# [Prompt]
Among the lines of these entries, how many hold the word "dụng"? State only the number.

# [Supplied information]
★ ★ ★ ★

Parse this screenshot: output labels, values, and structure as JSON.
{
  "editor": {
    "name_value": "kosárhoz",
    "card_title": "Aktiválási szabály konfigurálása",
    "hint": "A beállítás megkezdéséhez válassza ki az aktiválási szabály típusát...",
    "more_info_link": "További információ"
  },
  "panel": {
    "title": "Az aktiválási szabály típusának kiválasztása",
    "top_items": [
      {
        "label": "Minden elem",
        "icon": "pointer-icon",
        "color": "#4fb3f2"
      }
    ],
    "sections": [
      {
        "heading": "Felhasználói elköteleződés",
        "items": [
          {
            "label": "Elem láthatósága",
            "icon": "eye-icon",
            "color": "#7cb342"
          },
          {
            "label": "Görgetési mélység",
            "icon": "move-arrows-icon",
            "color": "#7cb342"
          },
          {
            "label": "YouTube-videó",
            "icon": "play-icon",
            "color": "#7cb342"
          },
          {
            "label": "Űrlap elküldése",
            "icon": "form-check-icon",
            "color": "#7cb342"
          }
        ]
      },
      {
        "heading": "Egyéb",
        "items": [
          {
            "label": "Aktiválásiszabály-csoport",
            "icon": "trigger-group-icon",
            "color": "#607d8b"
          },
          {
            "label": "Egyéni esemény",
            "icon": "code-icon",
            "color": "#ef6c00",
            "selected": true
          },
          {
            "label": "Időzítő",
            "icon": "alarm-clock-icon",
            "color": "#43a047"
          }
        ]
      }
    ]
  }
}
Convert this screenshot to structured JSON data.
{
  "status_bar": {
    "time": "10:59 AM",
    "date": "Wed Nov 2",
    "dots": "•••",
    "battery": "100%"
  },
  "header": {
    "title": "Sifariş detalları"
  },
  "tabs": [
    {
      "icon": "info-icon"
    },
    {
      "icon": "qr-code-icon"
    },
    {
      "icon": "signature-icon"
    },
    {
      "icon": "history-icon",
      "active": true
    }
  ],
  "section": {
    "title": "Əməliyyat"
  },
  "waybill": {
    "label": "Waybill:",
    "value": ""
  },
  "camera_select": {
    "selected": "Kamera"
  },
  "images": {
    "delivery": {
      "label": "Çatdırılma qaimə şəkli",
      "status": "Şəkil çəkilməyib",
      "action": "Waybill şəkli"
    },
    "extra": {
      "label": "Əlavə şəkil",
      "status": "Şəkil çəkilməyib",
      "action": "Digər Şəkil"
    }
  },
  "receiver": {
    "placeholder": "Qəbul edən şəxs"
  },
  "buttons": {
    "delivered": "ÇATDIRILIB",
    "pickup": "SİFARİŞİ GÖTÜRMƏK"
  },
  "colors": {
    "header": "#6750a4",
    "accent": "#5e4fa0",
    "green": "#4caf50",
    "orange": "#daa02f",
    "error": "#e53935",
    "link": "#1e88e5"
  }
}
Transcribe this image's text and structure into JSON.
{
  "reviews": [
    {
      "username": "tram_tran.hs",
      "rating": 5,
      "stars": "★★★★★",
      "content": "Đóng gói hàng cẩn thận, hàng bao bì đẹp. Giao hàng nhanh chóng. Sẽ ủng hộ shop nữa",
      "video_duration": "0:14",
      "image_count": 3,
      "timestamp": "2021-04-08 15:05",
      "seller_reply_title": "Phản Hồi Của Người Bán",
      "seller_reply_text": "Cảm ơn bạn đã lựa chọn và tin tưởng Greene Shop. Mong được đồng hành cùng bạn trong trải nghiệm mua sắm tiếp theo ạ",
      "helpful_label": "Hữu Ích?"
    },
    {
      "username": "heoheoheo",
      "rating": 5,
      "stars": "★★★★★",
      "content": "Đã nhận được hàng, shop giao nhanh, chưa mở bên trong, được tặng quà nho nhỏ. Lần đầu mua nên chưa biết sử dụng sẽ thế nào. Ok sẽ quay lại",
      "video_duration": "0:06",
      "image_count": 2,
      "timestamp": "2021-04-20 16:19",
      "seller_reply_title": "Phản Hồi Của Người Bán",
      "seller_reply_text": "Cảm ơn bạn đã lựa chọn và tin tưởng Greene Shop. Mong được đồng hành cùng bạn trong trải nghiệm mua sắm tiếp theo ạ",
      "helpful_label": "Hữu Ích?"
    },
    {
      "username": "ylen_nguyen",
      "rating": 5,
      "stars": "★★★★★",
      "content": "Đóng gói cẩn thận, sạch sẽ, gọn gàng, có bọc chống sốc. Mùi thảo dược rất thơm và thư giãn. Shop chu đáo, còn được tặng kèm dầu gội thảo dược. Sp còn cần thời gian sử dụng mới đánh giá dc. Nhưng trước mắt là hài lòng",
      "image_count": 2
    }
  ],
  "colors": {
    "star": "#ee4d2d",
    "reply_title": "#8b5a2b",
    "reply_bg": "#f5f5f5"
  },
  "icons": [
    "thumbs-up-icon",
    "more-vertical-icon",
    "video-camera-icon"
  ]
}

★ ★ ★ ★

# [Exercise result]
2